_Problem:_
Copy out the records precisely, omitting pictures.

_Given records:_
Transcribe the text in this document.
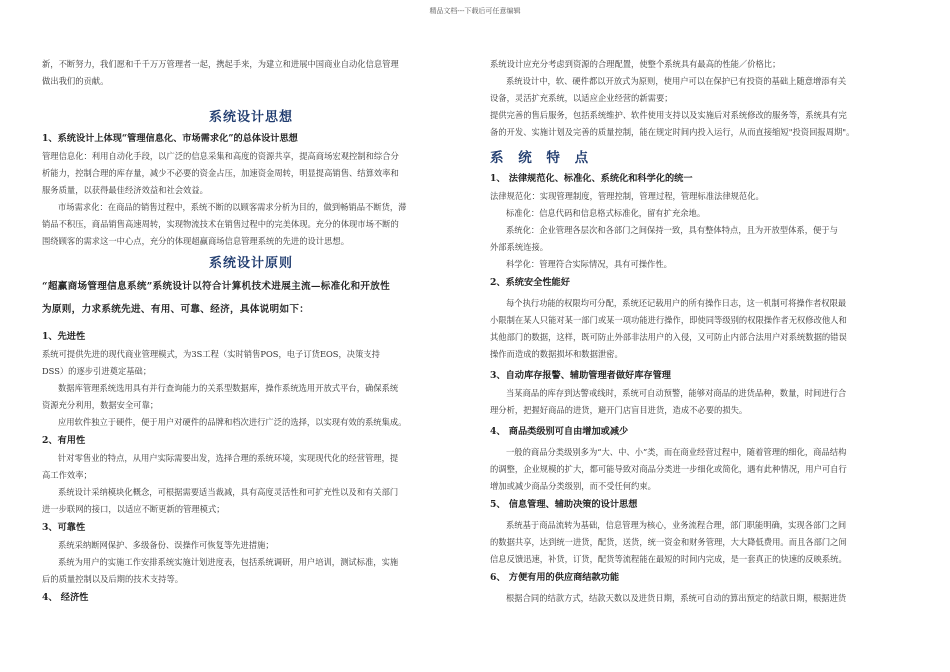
精品文档---下载后可任意编辑

新，不断努力，我们愿和千千万万管理者一起，携起手来，为建立和进展中国商业自动化信息管理

做出我们的贡献。

系统设计思想

1、系统设计上体现“管理信息化、市场需求化”的总体设计思想

管理信息化：利用自动化手段，以广泛的信息采集和高度的资源共享，提高商场宏观控制和综合分

析能力，控制合理的库存量，减少不必要的资金占压，加速资金周转，明显提高销售、结算效率和

服务质量，以获得最佳经济效益和社会效益。

市场需求化：在商品的销售过程中，系统不断的以顾客需求分析为目的，做到畅销品不断货，滞

销品不积压，商品销售高速周转，实现物流技术在销售过程中的完美体现。充分的体现市场不断的

围绕顾客的需求这一中心点，充分的体现超赢商场信息管理系统的先进的设计思想。

系统设计原则

“超赢商场管理信息系统”系统设计以符合计算机技术进展主流—标准化和开放性

为原则，力求系统先进、有用、可靠、经济，具体说明如下：

1、先进性

系统可提供先进的现代商业管理模式，为3S工程（实时销售POS，电子订货EOS，决策支持

DSS）的逐步引进奠定基础；

数据库管理系统选用具有并行查询能力的关系型数据库，操作系统选用开放式平台，确保系统

资源充分利用，数据安全可靠；

应用软件独立于硬件，便于用户对硬件的品牌和档次进行广泛的选择，以实现有效的系统集成。

2、有用性

针对零售业的特点，从用户实际需要出发，选择合理的系统环境，实现现代化的经营管理，提

高工作效率；

系统设计采纳模块化概念，可根据需要适当裁减，具有高度灵活性和可扩充性以及和有关部门

进一步联网的接口，以适应不断更新的管理模式；

3、可靠性

系统采纳断网保护、多级备份、误操作可恢复等先进措施；

系统为用户的实施工作安排系统实施计划进度表，包括系统调研，用户培训，测试标准，实施

后的质量控制以及后期的技术支持等。

4、 经济性

系统设计应充分考虑到资源的合理配置，使整个系统具有最高的性能／价格比；

系统设计中，软、硬件都以开放式为原则，使用户可以在保护已有投资的基础上随意增添有关

设备，灵活扩充系统，以适应企业经营的新需要；

提供完善的售后服务，包括系统维护、软件使用支持以及实施后对系统修改的服务等，系统具有完

备的开发、实施计划及完善的质量控制，能在规定时间内投入运行，从而直接缩短"投资回报周期"。

系 统 特 点

1、 法律规范化、标准化、系统化和科学化的统一

法律规范化：实现管理制度，管理控制，管理过程，管理标准法律规范化。

标准化：信息代码和信息格式标准化，留有扩充余地。

系统化：企业管理各层次和各部门之间保持一致，具有整体特点，且为开放型体系，便于与

外部系统连接。

科学化：管理符合实际情况，具有可操作性。

2、系统安全性能好

每个执行功能的权限均可分配，系统还记载用户的所有操作日志，这一机制可将操作者权限最

小限制在某人只能对某一部门或某一项功能进行操作，即使同等级别的权限操作者无权修改他人和

其他部门的数据，这样，既可防止外部非法用户的入侵，又可防止内部合法用户对系统数据的错误

操作而造成的数据损坏和数据泄密。

3、自动库存报警、辅助管理者做好库存管理

当某商品的库存到达警戒线时，系统可自动预警，能够对商品的进货品种，数量，时间进行合

理分析，把握好商品的进货，避开门店盲目进货，造成不必要的损失。

4、 商品类级别可自由增加或减少

一般的商品分类级别多为“大、中、小”类，而在商业经营过程中，随着管理的细化，商品结构

的调整，企业规模的扩大，都可能导致对商品分类进一步细化或简化，遇有此种情况，用户可自行

增加或减少商品分类级别，而不受任何约束。

5、 信息管理、辅助决策的设计思想

系统基于商品流转为基础，信息管理为核心，业务流程合理，部门职能明确，实现各部门之间

的数据共享，达到统一进货，配货，送货，统一资金和财务管理，大大降低费用。而且各部门之间

信息反馈迅速，补货，订货，配货等流程能在最短的时间内完成，是一套真正的快速的反映系统。

6、 方便有用的供应商结款功能

根据合同的结款方式，结款天数以及进货日期，系统可自动的算出预定的结款日期，根据进货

_Response below:_
Transcribe the text in this document.
精品文档---下载后可任意编辑

新，不断努力，我们愿和千千万万管理者一起，携起手来，为建立和进展中国商业自动化信息管理

做出我们的贡献。

系统设计思想

1、系统设计上体现“管理信息化、市场需求化”的总体设计思想

管理信息化：利用自动化手段，以广泛的信息采集和高度的资源共享，提高商场宏观控制和综合分

析能力，控制合理的库存量，减少不必要的资金占压，加速资金周转，明显提高销售、结算效率和

服务质量，以获得最佳经济效益和社会效益。

市场需求化：在商品的销售过程中，系统不断的以顾客需求分析为目的，做到畅销品不断货，滞

销品不积压，商品销售高速周转，实现物流技术在销售过程中的完美体现。充分的体现市场不断的

围绕顾客的需求这一中心点，充分的体现超赢商场信息管理系统的先进的设计思想。

系统设计原则

“超赢商场管理信息系统”系统设计以符合计算机技术进展主流—标准化和开放性

为原则，力求系统先进、有用、可靠、经济，具体说明如下：

1、先进性

系统可提供先进的现代商业管理模式，为3S工程（实时销售POS，电子订货EOS，决策支持

DSS）的逐步引进奠定基础；

数据库管理系统选用具有并行查询能力的关系型数据库，操作系统选用开放式平台，确保系统

资源充分利用，数据安全可靠；

应用软件独立于硬件，便于用户对硬件的品牌和档次进行广泛的选择，以实现有效的系统集成。

2、有用性

针对零售业的特点，从用户实际需要出发，选择合理的系统环境，实现现代化的经营管理，提

高工作效率；

系统设计采纳模块化概念，可根据需要适当裁减，具有高度灵活性和可扩充性以及和有关部门

进一步联网的接口，以适应不断更新的管理模式；

3、可靠性

系统采纳断网保护、多级备份、误操作可恢复等先进措施；

系统为用户的实施工作安排系统实施计划进度表，包括系统调研，用户培训，测试标准，实施

后的质量控制以及后期的技术支持等。

4、 经济性

系统设计应充分考虑到资源的合理配置，使整个系统具有最高的性能／价格比；

系统设计中，软、硬件都以开放式为原则，使用户可以在保护已有投资的基础上随意增添有关

设备，灵活扩充系统，以适应企业经营的新需要；

提供完善的售后服务，包括系统维护、软件使用支持以及实施后对系统修改的服务等，系统具有完

备的开发、实施计划及完善的质量控制，能在规定时间内投入运行，从而直接缩短"投资回报周期"。

系 统 特 点

1、 法律规范化、标准化、系统化和科学化的统一

法律规范化：实现管理制度，管理控制，管理过程，管理标准法律规范化。

标准化：信息代码和信息格式标准化，留有扩充余地。

系统化：企业管理各层次和各部门之间保持一致，具有整体特点，且为开放型体系，便于与

外部系统连接。

科学化：管理符合实际情况，具有可操作性。

2、系统安全性能好

每个执行功能的权限均可分配，系统还记载用户的所有操作日志，这一机制可将操作者权限最

小限制在某人只能对某一部门或某一项功能进行操作，即使同等级别的权限操作者无权修改他人和

其他部门的数据，这样，既可防止外部非法用户的入侵，又可防止内部合法用户对系统数据的错误

操作而造成的数据损坏和数据泄密。

3、自动库存报警、辅助管理者做好库存管理

当某商品的库存到达警戒线时，系统可自动预警，能够对商品的进货品种，数量，时间进行合

理分析，把握好商品的进货，避开门店盲目进货，造成不必要的损失。

4、 商品类级别可自由增加或减少

一般的商品分类级别多为“大、中、小”类，而在商业经营过程中，随着管理的细化，商品结构

的调整，企业规模的扩大，都可能导致对商品分类进一步细化或简化，遇有此种情况，用户可自行

增加或减少商品分类级别，而不受任何约束。

5、 信息管理、辅助决策的设计思想

系统基于商品流转为基础，信息管理为核心，业务流程合理，部门职能明确，实现各部门之间

的数据共享，达到统一进货，配货，送货，统一资金和财务管理，大大降低费用。而且各部门之间

信息反馈迅速，补货，订货，配货等流程能在最短的时间内完成，是一套真正的快速的反映系统。

6、 方便有用的供应商结款功能

根据合同的结款方式，结款天数以及进货日期，系统可自动的算出预定的结款日期，根据进货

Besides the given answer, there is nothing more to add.